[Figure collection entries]

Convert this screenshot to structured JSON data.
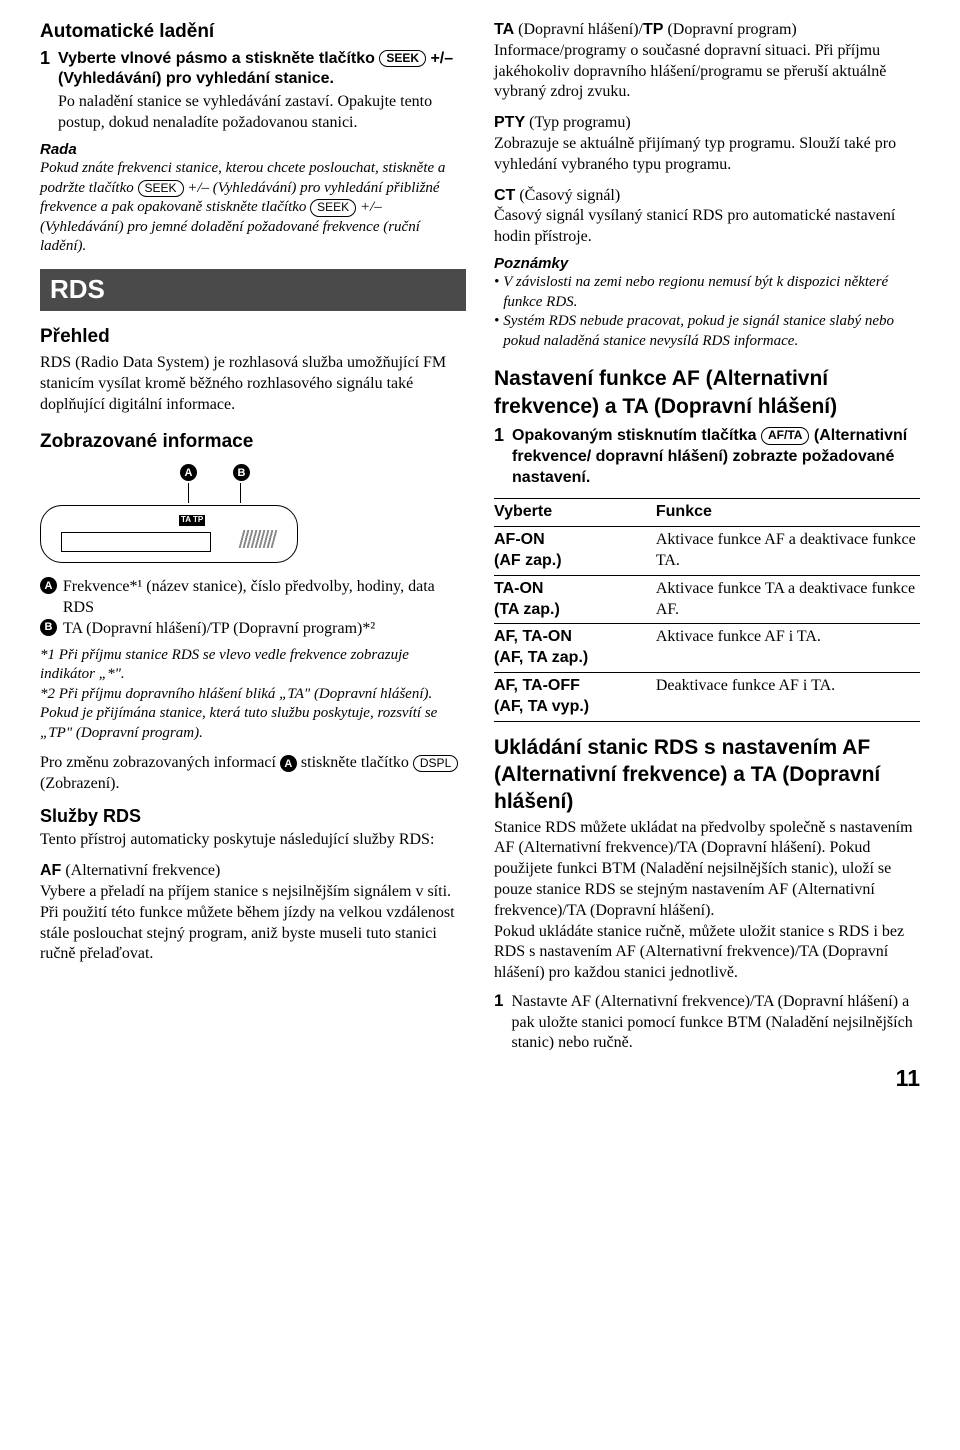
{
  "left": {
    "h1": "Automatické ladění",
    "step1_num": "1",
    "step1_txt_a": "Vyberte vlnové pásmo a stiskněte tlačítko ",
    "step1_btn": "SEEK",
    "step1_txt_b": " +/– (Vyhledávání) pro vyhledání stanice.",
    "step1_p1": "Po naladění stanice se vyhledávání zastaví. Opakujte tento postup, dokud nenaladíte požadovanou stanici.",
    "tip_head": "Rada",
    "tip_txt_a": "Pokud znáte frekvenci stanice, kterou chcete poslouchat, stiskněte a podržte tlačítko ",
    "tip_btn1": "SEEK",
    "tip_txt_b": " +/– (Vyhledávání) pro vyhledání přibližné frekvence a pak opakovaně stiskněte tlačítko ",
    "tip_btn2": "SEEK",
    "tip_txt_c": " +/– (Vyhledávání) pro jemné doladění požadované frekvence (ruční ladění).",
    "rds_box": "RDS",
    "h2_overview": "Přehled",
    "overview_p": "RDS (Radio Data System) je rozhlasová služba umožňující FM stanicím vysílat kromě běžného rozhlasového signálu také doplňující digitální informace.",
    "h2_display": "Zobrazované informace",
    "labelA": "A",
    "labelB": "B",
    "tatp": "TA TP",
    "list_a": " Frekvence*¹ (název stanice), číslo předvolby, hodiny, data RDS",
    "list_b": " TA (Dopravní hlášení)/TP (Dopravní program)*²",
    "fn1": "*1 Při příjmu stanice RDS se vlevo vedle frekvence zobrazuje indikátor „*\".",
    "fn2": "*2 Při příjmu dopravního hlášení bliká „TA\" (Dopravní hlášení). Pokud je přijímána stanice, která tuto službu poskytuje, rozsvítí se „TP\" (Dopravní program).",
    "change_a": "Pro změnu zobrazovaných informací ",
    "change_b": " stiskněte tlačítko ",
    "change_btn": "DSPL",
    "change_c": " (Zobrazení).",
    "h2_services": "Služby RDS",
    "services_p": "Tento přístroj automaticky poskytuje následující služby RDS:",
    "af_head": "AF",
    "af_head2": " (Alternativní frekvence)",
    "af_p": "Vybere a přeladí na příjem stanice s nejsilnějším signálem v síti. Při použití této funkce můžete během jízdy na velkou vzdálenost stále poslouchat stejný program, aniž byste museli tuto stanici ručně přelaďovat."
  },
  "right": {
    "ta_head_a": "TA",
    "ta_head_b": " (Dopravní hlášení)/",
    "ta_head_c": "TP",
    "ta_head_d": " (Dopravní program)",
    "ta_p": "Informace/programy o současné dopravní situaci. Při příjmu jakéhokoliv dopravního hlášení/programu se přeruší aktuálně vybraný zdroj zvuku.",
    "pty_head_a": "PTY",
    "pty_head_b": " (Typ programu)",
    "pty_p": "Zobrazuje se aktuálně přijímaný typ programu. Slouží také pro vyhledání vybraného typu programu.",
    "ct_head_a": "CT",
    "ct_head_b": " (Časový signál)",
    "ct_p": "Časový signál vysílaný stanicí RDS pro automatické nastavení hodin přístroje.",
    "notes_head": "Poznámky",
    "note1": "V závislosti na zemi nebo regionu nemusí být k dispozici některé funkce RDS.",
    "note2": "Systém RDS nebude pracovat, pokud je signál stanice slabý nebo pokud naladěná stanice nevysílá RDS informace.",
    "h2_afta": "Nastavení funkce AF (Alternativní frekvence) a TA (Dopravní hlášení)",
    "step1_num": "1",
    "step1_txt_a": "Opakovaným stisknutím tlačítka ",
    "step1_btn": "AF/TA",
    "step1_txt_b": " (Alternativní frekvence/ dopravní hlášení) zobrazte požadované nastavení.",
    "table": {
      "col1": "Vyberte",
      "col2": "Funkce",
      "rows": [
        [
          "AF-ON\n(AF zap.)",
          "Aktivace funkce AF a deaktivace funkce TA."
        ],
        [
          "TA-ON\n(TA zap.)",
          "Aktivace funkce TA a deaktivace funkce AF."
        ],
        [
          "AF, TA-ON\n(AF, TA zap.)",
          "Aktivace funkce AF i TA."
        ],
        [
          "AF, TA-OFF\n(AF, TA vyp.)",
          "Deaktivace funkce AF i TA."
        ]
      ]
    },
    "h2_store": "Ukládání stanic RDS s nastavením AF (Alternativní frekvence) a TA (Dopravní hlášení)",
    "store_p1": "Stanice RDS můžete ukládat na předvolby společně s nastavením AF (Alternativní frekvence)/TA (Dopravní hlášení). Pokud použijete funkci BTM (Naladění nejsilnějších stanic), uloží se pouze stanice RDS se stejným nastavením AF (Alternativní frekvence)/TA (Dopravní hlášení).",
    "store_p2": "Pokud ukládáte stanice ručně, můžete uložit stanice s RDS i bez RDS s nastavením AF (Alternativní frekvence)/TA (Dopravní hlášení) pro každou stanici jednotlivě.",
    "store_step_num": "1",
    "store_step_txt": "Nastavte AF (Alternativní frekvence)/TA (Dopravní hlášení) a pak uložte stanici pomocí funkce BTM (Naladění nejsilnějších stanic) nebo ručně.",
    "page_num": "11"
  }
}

**Exercise aim:**
Filter lines by "poslouchat" and return each hit.

**Exercise output:**
    "tip_txt_a": "Pokud znáte frekvenci stanice, kterou chcete poslouchat, stiskněte a podržte tlačítko ",
    "af_p": "Vybere a přeladí na příjem stanice s nejsilnějším signálem v síti. Při použití této funkce můžete během jízdy na velkou vzdálenost stále poslouchat stejný program, aniž byste museli tuto stanici ručně přelaďovat."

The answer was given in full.